→ Records for processing
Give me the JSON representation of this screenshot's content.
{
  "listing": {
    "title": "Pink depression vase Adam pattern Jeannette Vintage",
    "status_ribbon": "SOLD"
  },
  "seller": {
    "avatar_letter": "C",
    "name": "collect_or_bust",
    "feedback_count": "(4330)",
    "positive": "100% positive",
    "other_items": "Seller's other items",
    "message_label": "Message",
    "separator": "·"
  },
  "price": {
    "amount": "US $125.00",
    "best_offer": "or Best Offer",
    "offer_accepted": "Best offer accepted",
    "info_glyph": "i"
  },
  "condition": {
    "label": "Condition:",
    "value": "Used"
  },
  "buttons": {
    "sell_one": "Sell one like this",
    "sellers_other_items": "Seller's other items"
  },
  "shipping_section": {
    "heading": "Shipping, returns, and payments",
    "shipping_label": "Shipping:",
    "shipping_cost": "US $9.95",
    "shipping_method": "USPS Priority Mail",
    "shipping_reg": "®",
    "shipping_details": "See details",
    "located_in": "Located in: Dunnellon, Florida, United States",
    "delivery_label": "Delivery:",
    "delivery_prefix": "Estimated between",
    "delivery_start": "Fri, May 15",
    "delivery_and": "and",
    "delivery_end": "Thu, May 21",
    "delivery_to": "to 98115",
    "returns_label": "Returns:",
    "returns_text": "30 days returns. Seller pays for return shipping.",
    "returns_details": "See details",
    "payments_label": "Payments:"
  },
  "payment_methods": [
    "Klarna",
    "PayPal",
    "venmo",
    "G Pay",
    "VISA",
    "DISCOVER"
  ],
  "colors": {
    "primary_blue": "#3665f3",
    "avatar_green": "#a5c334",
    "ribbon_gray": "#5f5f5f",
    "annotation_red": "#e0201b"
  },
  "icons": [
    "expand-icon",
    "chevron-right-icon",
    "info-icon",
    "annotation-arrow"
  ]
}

→ What you will do
Make an exact copy of the material above.

→ Worked answer
Give me the JSON representation of this screenshot's content.
{
  "listing": {
    "title": "Pink depression vase Adam pattern Jeannette Vintage",
    "status_ribbon": "SOLD"
  },
  "seller": {
    "avatar_letter": "C",
    "name": "collect_or_bust",
    "feedback_count": "(4330)",
    "positive": "100% positive",
    "other_items": "Seller's other items",
    "message_label": "Message",
    "separator": "·"
  },
  "price": {
    "amount": "US $125.00",
    "best_offer": "or Best Offer",
    "offer_accepted": "Best offer accepted",
    "info_glyph": "i"
  },
  "condition": {
    "label": "Condition:",
    "value": "Used"
  },
  "buttons": {
    "sell_one": "Sell one like this",
    "sellers_other_items": "Seller's other items"
  },
  "shipping_section": {
    "heading": "Shipping, returns, and payments",
    "shipping_label": "Shipping:",
    "shipping_cost": "US $9.95",
    "shipping_method": "USPS Priority Mail",
    "shipping_reg": "®",
    "shipping_details": "See details",
    "located_in": "Located in: Dunnellon, Florida, United States",
    "delivery_label": "Delivery:",
    "delivery_prefix": "Estimated between",
    "delivery_start": "Fri, May 15",
    "delivery_and": "and",
    "delivery_end": "Thu, May 21",
    "delivery_to": "to 98115",
    "returns_label": "Returns:",
    "returns_text": "30 days returns. Seller pays for return shipping.",
    "returns_details": "See details",
    "payments_label": "Payments:"
  },
  "payment_methods": [
    "Klarna",
    "PayPal",
    "venmo",
    "G Pay",
    "VISA",
    "DISCOVER"
  ],
  "colors": {
    "primary_blue": "#3665f3",
    "avatar_green": "#a5c334",
    "ribbon_gray": "#5f5f5f",
    "annotation_red": "#e0201b"
  },
  "icons": [
    "expand-icon",
    "chevron-right-icon",
    "info-icon",
    "annotation-arrow"
  ]
}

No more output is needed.